DATA LISTING

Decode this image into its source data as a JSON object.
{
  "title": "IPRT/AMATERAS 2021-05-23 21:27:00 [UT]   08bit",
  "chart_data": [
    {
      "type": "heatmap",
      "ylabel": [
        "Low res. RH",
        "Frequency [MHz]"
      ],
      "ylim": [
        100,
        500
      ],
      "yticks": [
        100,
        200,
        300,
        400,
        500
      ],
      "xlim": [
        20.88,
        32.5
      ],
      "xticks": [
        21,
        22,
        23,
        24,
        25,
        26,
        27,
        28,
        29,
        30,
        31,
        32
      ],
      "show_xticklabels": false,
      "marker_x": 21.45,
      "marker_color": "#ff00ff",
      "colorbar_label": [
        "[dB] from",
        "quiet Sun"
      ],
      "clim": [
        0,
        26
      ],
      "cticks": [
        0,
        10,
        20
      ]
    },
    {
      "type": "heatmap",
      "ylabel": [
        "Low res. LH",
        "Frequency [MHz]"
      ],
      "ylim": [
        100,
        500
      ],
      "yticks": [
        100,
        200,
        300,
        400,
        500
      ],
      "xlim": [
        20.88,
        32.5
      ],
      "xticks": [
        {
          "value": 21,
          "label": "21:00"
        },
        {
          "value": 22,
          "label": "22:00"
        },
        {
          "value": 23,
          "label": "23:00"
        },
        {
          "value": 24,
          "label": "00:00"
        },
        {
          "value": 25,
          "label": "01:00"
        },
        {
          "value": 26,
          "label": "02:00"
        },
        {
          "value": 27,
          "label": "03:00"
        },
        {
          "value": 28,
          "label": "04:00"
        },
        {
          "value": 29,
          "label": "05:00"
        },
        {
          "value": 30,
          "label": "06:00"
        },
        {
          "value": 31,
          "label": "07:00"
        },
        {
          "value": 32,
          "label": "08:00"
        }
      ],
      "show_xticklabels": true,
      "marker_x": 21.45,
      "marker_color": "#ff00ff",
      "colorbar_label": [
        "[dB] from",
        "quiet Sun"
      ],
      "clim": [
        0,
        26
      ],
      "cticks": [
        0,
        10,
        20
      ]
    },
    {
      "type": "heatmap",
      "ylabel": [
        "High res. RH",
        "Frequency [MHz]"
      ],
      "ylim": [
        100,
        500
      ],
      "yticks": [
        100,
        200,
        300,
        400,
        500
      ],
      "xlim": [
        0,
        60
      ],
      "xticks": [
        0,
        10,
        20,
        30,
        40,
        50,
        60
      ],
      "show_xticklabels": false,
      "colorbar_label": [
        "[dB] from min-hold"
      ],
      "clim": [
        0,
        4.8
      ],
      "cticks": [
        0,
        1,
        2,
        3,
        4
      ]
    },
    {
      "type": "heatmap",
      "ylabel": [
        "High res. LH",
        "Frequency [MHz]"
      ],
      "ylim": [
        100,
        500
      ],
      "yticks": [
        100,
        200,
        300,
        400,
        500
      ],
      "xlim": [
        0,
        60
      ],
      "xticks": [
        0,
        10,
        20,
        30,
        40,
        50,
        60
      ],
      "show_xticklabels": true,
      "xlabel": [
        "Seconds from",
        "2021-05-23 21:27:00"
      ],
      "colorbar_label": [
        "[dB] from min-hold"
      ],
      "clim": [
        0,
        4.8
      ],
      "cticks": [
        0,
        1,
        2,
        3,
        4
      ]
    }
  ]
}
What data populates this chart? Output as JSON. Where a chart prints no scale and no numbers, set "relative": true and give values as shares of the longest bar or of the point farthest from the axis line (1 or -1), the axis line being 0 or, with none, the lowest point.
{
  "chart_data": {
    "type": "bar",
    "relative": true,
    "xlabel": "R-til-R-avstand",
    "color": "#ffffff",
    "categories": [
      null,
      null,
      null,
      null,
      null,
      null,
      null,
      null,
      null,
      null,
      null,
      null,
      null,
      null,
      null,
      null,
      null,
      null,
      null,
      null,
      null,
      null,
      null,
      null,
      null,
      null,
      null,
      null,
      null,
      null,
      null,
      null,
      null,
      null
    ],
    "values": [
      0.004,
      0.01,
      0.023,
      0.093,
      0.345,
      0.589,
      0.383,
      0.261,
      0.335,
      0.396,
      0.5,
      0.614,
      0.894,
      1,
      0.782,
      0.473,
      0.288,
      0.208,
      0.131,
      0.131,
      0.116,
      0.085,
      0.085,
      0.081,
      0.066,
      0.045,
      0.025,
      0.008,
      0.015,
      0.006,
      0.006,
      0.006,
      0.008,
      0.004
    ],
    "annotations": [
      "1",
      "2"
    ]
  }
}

WHAT THIS TASK INVOLVES
In full and verbatim, repeat the records given above.

RESULT OF THE TASK
Decode this image into its source data as a JSON object.
{
  "title": "IPRT/AMATERAS 2021-05-23 21:27:00 [UT]   08bit",
  "chart_data": [
    {
      "type": "heatmap",
      "ylabel": [
        "Low res. RH",
        "Frequency [MHz]"
      ],
      "ylim": [
        100,
        500
      ],
      "yticks": [
        100,
        200,
        300,
        400,
        500
      ],
      "xlim": [
        20.88,
        32.5
      ],
      "xticks": [
        21,
        22,
        23,
        24,
        25,
        26,
        27,
        28,
        29,
        30,
        31,
        32
      ],
      "show_xticklabels": false,
      "marker_x": 21.45,
      "marker_color": "#ff00ff",
      "colorbar_label": [
        "[dB] from",
        "quiet Sun"
      ],
      "clim": [
        0,
        26
      ],
      "cticks": [
        0,
        10,
        20
      ]
    },
    {
      "type": "heatmap",
      "ylabel": [
        "Low res. LH",
        "Frequency [MHz]"
      ],
      "ylim": [
        100,
        500
      ],
      "yticks": [
        100,
        200,
        300,
        400,
        500
      ],
      "xlim": [
        20.88,
        32.5
      ],
      "xticks": [
        {
          "value": 21,
          "label": "21:00"
        },
        {
          "value": 22,
          "label": "22:00"
        },
        {
          "value": 23,
          "label": "23:00"
        },
        {
          "value": 24,
          "label": "00:00"
        },
        {
          "value": 25,
          "label": "01:00"
        },
        {
          "value": 26,
          "label": "02:00"
        },
        {
          "value": 27,
          "label": "03:00"
        },
        {
          "value": 28,
          "label": "04:00"
        },
        {
          "value": 29,
          "label": "05:00"
        },
        {
          "value": 30,
          "label": "06:00"
        },
        {
          "value": 31,
          "label": "07:00"
        },
        {
          "value": 32,
          "label": "08:00"
        }
      ],
      "show_xticklabels": true,
      "marker_x": 21.45,
      "marker_color": "#ff00ff",
      "colorbar_label": [
        "[dB] from",
        "quiet Sun"
      ],
      "clim": [
        0,
        26
      ],
      "cticks": [
        0,
        10,
        20
      ]
    },
    {
      "type": "heatmap",
      "ylabel": [
        "High res. RH",
        "Frequency [MHz]"
      ],
      "ylim": [
        100,
        500
      ],
      "yticks": [
        100,
        200,
        300,
        400,
        500
      ],
      "xlim": [
        0,
        60
      ],
      "xticks": [
        0,
        10,
        20,
        30,
        40,
        50,
        60
      ],
      "show_xticklabels": false,
      "colorbar_label": [
        "[dB] from min-hold"
      ],
      "clim": [
        0,
        4.8
      ],
      "cticks": [
        0,
        1,
        2,
        3,
        4
      ]
    },
    {
      "type": "heatmap",
      "ylabel": [
        "High res. LH",
        "Frequency [MHz]"
      ],
      "ylim": [
        100,
        500
      ],
      "yticks": [
        100,
        200,
        300,
        400,
        500
      ],
      "xlim": [
        0,
        60
      ],
      "xticks": [
        0,
        10,
        20,
        30,
        40,
        50,
        60
      ],
      "show_xticklabels": true,
      "xlabel": [
        "Seconds from",
        "2021-05-23 21:27:00"
      ],
      "colorbar_label": [
        "[dB] from min-hold"
      ],
      "clim": [
        0,
        4.8
      ],
      "cticks": [
        0,
        1,
        2,
        3,
        4
      ]
    }
  ]
}
What data populates this chart? Output as JSON. Where a chart prints no scale and no numbers, set "relative": true and give values as shares of the longest bar or of the point farthest from the axis line (1 or -1), the axis line being 0 or, with none, the lowest point.
{
  "chart_data": {
    "type": "bar",
    "relative": true,
    "xlabel": "R-til-R-avstand",
    "color": "#ffffff",
    "categories": [
      null,
      null,
      null,
      null,
      null,
      null,
      null,
      null,
      null,
      null,
      null,
      null,
      null,
      null,
      null,
      null,
      null,
      null,
      null,
      null,
      null,
      null,
      null,
      null,
      null,
      null,
      null,
      null,
      null,
      null,
      null,
      null,
      null,
      null
    ],
    "values": [
      0.004,
      0.01,
      0.023,
      0.093,
      0.345,
      0.589,
      0.383,
      0.261,
      0.335,
      0.396,
      0.5,
      0.614,
      0.894,
      1,
      0.782,
      0.473,
      0.288,
      0.208,
      0.131,
      0.131,
      0.116,
      0.085,
      0.085,
      0.081,
      0.066,
      0.045,
      0.025,
      0.008,
      0.015,
      0.006,
      0.006,
      0.006,
      0.008,
      0.004
    ],
    "annotations": [
      "1",
      "2"
    ]
  }
}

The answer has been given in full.